TEXT PASSAGE:
· · ·

All the Ships in the Harbor

I actually think I caused more interpersonal damage in my 30s and 40s as a believer trying to do meaningful things for God, than I ever did as a dope chain smoking, whipped-cream-aerosol- inhaling atheist in my 20s.

(…Well, there goes our attempts to get me booked in larger Christian venues.)

There is something disproportionately damaging when newly discovered capacity, gifting and talent is mixed with a sincere but immature ambition, clutching to a lofty spiritual goal.

I need to clarify. During those two decades I loved Jesus immensely. Not all my motives were self-centered. I had some of the greatest friends on the planet. We got to do some really rare, wonderful God things. We had more fun than any group of people should be allowed. In truth, I would probably do most all of it again. But I hurt some people…some I fear irreparably. I still look back and wonder how much beauty was squandered as we each slowly had to take our gloves and bats and go find something else to do with our time and gifts and love.

I’m now 59. I’m still capable of causing hurt, of burning all the ships in the harbor on any given day. I wish I could have another chance with that same group of people. I’m pretty sure I’ll never know a group like them again. I know they would say they love me and look back with great delight on our pictures of what we got to do. But if they had to answer honestly they might admit that my stubborn pride and need to be right eventually robbed a lot of the dream. I’m not blaming myself for the war in Vietnam, but this is my life. And unless my theology is way off, you only get one of them. So, allow me a moment to reflect. And give yourself a moment at this wayside to reflect, before you unwittingly risk spoiling a season you were made for.

· · ·

Extracted records:
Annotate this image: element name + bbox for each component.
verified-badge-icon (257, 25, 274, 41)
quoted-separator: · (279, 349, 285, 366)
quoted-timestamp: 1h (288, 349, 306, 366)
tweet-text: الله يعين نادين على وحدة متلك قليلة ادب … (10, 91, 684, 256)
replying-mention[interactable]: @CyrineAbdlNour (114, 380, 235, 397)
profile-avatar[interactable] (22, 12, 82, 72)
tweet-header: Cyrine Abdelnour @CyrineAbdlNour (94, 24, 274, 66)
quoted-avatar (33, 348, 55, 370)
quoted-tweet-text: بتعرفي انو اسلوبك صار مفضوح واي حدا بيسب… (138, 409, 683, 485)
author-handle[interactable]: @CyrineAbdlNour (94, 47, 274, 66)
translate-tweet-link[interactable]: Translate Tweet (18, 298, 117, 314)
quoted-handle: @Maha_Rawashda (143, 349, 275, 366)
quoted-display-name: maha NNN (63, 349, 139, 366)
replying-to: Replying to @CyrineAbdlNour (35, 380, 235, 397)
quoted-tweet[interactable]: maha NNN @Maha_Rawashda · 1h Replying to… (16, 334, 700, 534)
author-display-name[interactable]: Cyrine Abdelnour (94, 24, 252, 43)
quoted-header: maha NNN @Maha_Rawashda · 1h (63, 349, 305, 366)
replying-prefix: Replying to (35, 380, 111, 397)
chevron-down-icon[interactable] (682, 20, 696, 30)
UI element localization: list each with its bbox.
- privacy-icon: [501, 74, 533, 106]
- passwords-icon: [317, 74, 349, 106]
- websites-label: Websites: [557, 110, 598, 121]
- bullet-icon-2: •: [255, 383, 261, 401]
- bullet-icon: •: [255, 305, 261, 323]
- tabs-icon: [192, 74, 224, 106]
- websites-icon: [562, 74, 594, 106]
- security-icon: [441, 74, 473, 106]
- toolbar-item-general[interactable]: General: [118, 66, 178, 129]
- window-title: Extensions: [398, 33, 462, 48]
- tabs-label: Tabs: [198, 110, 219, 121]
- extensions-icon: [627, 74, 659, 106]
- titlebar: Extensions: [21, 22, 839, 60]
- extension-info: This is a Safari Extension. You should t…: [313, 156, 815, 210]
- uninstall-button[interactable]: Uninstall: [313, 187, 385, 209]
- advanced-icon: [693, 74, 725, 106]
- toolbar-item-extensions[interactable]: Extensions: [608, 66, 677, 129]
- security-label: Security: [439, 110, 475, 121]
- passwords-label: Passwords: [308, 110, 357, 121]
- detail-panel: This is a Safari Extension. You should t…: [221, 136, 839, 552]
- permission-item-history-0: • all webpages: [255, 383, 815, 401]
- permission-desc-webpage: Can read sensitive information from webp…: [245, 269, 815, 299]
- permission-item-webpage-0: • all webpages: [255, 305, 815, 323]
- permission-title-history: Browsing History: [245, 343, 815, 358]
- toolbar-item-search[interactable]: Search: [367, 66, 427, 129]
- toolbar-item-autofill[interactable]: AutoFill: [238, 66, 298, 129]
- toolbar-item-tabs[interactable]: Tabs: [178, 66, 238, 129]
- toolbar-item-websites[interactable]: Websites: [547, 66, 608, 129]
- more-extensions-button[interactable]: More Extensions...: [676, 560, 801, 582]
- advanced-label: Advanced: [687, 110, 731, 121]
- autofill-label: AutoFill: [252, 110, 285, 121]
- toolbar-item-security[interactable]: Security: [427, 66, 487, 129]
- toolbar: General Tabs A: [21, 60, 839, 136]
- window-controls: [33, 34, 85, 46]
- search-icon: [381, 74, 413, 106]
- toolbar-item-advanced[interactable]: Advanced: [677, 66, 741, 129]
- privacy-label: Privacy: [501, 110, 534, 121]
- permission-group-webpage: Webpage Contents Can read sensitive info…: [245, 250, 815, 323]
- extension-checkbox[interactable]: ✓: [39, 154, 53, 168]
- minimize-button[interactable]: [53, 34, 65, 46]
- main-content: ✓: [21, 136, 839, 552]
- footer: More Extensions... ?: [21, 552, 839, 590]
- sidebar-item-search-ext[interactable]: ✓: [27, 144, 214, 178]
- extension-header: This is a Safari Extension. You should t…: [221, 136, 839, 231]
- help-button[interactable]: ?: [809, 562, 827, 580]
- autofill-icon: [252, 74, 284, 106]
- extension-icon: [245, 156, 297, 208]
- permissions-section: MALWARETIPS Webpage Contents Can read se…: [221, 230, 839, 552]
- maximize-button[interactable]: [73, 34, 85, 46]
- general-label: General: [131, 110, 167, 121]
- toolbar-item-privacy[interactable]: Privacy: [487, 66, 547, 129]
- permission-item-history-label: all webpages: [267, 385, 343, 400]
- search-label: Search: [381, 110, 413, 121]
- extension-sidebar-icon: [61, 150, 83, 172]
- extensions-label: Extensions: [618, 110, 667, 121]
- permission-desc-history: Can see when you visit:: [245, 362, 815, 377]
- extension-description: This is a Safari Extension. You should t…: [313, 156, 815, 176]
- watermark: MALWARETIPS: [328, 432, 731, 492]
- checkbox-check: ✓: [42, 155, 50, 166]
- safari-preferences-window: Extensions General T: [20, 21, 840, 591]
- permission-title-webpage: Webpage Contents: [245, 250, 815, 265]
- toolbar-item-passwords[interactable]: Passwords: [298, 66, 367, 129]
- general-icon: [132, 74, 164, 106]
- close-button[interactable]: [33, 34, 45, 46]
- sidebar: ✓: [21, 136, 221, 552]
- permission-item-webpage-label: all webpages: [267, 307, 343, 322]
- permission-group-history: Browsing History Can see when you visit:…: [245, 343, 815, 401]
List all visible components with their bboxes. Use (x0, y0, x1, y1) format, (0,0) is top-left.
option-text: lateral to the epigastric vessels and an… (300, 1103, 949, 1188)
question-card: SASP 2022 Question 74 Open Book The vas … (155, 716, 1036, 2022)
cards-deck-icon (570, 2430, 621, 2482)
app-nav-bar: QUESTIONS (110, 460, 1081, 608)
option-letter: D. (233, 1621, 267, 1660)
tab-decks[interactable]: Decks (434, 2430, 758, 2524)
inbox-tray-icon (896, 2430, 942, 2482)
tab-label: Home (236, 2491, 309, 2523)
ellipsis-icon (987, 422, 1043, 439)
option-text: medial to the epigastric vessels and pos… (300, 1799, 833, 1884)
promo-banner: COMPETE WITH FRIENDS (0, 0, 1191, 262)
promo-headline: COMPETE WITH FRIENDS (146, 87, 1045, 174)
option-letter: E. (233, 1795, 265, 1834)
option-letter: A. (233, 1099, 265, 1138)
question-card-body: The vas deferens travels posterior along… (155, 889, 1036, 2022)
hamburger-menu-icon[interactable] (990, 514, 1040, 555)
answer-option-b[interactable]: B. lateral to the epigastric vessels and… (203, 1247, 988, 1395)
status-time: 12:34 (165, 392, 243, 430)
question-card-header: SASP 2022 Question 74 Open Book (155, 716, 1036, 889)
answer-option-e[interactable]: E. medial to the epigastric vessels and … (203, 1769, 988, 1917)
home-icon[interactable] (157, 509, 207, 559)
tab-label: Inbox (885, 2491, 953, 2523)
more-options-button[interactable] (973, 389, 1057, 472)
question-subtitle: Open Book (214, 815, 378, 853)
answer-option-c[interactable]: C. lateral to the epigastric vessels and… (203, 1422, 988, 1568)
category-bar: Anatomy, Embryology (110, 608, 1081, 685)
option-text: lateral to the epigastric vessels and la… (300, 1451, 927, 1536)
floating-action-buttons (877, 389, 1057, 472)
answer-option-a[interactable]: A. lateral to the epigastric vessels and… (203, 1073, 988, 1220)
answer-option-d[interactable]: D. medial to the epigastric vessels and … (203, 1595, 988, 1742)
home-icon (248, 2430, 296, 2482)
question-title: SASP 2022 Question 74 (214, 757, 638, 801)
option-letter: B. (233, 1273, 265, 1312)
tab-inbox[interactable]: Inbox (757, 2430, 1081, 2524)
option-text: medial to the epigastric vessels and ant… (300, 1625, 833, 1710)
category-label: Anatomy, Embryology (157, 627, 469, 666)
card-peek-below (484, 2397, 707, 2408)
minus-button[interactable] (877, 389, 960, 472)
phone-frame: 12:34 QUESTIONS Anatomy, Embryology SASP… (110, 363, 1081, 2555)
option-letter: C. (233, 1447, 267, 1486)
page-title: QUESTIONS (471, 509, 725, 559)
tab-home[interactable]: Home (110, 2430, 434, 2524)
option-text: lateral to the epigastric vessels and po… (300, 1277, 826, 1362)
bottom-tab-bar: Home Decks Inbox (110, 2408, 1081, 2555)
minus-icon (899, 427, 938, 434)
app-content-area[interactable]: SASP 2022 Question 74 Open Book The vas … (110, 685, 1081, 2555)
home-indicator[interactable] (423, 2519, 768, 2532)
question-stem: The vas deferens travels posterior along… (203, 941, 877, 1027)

· · ·

In the reflection, rewrite the text between "I’m now 59." and "were made for.", inclusive, changing "stubborn pride" to "quiet arrogance".

I’m now 59. I’m still capable of causing hurt, of burning all the ships in the harbor on any given day. I wish I could have another chance with that same group of people. I’m pretty sure I’ll never know a group like them again. I know they would say they love me and look back with great delight on our pictures of what we got to do. But if they had to answer honestly they might admit that my quiet arrogance and need to be right eventually robbed a lot of the dream. I’m not blaming myself for the war in Vietnam, but this is my life. And unless my theology is way off, you only get one of them. So, allow me a moment to reflect. And give yourself a moment at this wayside to reflect, before you unwittingly risk spoiling a season you were made for.